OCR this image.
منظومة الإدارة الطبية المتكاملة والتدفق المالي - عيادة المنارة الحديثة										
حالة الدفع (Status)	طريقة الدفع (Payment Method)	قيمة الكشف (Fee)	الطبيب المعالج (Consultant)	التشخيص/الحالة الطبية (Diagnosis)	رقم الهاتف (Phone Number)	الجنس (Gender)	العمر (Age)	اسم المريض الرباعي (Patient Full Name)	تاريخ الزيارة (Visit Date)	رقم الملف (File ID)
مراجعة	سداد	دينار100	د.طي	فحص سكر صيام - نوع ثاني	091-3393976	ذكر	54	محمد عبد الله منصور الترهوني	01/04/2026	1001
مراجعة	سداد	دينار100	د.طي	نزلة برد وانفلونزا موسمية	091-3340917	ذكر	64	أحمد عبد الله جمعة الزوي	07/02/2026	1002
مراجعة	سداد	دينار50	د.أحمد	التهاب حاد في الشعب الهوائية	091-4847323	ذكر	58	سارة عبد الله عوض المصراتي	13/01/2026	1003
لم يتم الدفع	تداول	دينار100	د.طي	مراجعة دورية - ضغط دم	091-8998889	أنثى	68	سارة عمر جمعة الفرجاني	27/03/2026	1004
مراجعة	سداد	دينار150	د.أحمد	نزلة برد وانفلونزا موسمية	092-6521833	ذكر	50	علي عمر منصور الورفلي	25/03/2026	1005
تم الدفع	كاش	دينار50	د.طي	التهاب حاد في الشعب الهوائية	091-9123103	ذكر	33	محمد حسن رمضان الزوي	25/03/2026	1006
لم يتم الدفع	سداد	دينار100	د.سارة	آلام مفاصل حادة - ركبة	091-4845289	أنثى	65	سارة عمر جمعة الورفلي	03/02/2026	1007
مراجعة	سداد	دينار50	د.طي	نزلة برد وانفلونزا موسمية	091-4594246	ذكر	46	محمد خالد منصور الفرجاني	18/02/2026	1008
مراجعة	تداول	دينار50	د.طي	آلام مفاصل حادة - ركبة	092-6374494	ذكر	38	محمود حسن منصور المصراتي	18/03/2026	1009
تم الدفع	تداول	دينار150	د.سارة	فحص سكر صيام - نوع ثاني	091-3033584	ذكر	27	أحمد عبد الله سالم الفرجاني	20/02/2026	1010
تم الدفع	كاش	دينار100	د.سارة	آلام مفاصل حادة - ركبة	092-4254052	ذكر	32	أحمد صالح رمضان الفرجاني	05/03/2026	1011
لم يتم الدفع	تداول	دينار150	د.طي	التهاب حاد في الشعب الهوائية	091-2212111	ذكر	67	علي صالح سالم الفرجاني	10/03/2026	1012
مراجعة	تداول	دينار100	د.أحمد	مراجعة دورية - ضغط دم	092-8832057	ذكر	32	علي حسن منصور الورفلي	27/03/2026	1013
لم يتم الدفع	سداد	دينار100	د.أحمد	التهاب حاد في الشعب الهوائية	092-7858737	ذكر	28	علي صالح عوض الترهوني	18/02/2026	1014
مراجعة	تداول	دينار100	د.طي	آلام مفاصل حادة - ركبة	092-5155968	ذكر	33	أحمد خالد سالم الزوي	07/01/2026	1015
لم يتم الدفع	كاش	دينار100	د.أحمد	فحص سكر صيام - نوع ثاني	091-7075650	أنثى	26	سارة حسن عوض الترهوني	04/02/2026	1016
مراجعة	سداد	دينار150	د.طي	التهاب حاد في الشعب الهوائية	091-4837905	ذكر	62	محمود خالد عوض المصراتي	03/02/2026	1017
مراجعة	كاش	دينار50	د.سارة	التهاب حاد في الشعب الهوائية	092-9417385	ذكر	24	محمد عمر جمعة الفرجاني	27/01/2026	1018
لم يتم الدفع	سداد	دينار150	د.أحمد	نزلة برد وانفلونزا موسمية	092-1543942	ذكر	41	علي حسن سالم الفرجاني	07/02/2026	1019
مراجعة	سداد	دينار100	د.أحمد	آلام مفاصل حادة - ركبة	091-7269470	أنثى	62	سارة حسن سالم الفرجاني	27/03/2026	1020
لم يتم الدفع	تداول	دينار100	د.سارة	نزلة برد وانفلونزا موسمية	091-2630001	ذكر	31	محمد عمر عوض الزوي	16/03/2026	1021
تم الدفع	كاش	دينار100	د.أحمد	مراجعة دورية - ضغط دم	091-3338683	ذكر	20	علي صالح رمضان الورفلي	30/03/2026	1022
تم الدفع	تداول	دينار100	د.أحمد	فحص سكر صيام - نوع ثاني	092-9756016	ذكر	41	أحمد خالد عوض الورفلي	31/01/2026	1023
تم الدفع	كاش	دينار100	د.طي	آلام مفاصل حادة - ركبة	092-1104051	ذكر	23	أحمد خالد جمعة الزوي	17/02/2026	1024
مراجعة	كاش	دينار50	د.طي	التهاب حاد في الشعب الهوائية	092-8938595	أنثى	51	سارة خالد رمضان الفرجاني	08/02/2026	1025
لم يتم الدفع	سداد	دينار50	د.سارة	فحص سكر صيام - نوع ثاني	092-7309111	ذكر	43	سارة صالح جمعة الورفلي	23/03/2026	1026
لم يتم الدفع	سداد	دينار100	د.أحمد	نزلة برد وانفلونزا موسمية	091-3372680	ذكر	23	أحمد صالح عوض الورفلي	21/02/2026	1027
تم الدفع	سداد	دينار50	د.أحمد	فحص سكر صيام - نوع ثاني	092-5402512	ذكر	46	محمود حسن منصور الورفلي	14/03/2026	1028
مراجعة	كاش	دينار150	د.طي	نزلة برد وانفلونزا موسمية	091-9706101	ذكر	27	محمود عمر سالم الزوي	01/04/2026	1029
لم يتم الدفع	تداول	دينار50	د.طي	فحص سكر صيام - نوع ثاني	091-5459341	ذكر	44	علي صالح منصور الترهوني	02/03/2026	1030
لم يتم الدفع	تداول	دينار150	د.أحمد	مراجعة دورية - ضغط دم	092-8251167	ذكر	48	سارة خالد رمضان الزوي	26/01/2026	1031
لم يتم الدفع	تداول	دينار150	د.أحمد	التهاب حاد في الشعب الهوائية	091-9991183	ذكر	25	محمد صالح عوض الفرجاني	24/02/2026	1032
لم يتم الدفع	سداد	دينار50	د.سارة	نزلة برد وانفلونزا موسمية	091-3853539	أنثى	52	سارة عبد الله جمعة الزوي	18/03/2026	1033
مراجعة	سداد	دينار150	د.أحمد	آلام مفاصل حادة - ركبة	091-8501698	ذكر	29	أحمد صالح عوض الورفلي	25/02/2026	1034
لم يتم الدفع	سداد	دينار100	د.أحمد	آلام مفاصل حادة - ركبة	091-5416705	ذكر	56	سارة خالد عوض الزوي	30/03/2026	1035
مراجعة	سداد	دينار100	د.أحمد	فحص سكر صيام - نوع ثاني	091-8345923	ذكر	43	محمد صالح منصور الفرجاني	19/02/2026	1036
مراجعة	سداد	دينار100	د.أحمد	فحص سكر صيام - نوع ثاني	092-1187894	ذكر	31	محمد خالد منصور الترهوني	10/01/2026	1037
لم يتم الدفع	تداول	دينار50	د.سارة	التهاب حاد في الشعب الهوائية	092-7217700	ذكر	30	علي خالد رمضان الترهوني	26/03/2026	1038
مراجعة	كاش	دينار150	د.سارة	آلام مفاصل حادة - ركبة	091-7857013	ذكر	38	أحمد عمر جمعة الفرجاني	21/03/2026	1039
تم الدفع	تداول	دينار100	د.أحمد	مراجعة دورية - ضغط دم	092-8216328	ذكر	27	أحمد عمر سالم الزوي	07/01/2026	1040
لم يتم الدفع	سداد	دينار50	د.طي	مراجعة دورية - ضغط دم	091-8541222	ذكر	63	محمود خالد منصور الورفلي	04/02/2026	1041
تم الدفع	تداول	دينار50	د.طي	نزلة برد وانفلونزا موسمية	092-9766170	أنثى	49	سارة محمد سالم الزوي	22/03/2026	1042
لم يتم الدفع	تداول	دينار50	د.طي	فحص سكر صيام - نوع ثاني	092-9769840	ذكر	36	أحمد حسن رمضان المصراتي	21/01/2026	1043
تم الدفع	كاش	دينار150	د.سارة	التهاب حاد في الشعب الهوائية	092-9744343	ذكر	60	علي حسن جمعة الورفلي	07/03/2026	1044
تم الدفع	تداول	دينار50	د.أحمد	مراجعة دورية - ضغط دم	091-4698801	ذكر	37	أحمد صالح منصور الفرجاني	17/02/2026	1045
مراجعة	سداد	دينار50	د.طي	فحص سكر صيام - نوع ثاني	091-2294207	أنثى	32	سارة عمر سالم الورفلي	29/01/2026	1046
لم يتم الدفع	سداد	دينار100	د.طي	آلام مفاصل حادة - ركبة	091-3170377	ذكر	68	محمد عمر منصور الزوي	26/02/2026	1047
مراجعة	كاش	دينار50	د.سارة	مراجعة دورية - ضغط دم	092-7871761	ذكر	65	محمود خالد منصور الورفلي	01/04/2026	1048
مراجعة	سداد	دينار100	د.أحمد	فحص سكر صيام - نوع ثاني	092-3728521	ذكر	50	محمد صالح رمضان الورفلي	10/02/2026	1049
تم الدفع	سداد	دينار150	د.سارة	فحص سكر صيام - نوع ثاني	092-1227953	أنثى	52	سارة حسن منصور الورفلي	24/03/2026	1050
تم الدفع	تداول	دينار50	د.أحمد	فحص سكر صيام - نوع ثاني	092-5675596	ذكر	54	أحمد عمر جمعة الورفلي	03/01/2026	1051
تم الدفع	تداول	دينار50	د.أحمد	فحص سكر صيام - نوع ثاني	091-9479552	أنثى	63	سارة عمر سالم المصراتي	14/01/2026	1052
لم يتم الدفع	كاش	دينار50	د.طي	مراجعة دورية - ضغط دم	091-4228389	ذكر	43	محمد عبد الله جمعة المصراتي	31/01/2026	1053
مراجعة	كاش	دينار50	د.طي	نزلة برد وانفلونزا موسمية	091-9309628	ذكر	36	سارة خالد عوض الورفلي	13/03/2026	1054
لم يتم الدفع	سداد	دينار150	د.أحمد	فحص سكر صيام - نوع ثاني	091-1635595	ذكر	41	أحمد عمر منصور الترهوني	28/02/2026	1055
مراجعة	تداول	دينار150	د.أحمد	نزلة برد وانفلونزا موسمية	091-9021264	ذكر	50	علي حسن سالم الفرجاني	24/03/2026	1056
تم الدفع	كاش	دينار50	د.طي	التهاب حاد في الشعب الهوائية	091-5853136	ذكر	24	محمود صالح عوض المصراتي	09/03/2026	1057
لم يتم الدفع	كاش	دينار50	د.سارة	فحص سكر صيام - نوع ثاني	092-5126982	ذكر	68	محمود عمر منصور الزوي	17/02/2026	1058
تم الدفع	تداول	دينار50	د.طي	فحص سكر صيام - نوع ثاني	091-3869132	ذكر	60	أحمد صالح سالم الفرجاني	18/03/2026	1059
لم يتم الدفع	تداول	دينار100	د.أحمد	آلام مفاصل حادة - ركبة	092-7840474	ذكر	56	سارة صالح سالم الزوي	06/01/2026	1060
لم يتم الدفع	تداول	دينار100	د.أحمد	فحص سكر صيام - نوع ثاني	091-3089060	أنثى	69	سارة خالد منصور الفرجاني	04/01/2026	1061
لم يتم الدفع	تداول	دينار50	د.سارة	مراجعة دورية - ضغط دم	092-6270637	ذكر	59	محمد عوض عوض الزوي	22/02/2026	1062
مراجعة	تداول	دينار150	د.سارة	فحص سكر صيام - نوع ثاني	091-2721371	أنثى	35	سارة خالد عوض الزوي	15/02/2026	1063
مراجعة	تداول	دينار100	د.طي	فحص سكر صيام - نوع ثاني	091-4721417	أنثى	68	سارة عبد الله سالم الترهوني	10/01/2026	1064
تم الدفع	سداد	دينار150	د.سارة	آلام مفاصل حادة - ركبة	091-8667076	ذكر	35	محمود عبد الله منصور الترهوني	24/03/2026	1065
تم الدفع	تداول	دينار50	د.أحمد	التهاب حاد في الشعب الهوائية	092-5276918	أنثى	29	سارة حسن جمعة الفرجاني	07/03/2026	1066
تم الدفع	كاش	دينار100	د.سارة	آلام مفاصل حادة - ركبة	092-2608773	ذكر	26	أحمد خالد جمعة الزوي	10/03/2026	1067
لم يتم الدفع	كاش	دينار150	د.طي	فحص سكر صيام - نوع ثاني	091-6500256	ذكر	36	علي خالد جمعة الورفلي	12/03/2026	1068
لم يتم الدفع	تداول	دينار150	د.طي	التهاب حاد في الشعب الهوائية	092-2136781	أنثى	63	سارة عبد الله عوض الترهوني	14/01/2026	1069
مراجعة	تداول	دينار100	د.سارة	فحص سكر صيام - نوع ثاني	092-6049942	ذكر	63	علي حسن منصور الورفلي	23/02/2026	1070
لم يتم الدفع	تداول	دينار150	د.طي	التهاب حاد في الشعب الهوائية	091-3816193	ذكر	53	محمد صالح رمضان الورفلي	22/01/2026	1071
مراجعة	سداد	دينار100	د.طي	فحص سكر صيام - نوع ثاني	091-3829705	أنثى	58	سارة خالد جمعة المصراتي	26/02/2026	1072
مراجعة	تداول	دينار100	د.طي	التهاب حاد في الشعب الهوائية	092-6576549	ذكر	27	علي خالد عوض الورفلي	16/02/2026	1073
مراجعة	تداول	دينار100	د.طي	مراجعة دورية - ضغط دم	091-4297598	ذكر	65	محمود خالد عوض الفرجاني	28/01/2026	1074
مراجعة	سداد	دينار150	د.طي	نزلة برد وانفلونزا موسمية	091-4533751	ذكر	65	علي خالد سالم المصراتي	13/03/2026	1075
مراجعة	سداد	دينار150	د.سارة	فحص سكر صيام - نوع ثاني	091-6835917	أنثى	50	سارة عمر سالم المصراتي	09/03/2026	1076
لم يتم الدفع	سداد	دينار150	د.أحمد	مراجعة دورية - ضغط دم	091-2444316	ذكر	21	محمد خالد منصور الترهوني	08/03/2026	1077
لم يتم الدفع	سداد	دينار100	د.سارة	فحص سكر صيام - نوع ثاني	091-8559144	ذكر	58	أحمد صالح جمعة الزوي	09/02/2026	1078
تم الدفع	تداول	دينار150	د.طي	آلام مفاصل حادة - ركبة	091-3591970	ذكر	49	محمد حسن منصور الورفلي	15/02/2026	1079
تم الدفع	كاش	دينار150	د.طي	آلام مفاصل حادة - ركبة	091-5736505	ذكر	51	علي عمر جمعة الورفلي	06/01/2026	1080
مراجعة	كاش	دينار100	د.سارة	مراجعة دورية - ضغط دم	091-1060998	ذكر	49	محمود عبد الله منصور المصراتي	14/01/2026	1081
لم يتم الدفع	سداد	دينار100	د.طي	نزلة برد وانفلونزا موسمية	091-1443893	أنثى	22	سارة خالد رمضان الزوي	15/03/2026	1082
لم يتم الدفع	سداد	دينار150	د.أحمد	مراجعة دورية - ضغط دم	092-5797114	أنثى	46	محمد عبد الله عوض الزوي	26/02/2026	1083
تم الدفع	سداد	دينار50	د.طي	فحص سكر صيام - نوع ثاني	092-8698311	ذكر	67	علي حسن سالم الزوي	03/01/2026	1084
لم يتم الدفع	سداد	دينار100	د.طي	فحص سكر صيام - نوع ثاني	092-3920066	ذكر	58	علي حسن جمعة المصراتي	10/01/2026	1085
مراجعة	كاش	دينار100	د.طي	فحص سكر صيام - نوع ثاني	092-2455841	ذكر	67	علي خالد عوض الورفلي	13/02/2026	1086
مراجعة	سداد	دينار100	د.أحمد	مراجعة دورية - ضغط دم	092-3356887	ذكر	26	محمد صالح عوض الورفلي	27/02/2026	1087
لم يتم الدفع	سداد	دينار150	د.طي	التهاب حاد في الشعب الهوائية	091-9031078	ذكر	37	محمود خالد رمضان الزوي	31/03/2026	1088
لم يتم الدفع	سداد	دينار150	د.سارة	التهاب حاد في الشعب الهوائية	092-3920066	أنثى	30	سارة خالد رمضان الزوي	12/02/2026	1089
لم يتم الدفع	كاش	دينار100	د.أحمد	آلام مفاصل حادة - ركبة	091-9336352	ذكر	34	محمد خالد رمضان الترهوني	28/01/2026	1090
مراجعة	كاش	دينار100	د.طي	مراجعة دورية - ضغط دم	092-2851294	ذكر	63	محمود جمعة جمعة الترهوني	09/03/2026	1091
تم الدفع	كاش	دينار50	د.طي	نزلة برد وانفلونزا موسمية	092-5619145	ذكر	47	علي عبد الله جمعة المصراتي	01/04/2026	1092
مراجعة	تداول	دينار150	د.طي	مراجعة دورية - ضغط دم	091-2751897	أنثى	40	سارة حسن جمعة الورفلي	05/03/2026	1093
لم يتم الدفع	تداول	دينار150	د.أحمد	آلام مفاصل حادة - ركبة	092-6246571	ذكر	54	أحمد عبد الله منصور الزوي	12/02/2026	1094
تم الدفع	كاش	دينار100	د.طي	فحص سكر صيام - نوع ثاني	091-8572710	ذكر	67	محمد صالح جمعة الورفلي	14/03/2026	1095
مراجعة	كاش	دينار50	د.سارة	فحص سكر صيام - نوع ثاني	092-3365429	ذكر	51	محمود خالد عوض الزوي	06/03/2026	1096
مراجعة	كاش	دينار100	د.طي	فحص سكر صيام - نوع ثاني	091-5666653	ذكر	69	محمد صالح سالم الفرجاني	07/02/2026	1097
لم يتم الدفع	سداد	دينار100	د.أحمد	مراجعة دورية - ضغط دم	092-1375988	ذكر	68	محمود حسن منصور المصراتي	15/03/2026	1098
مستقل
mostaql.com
- - -
Task instructions:
Tally every line of the data that holds the word "الطبية" and write the count alone.

Right answer:
2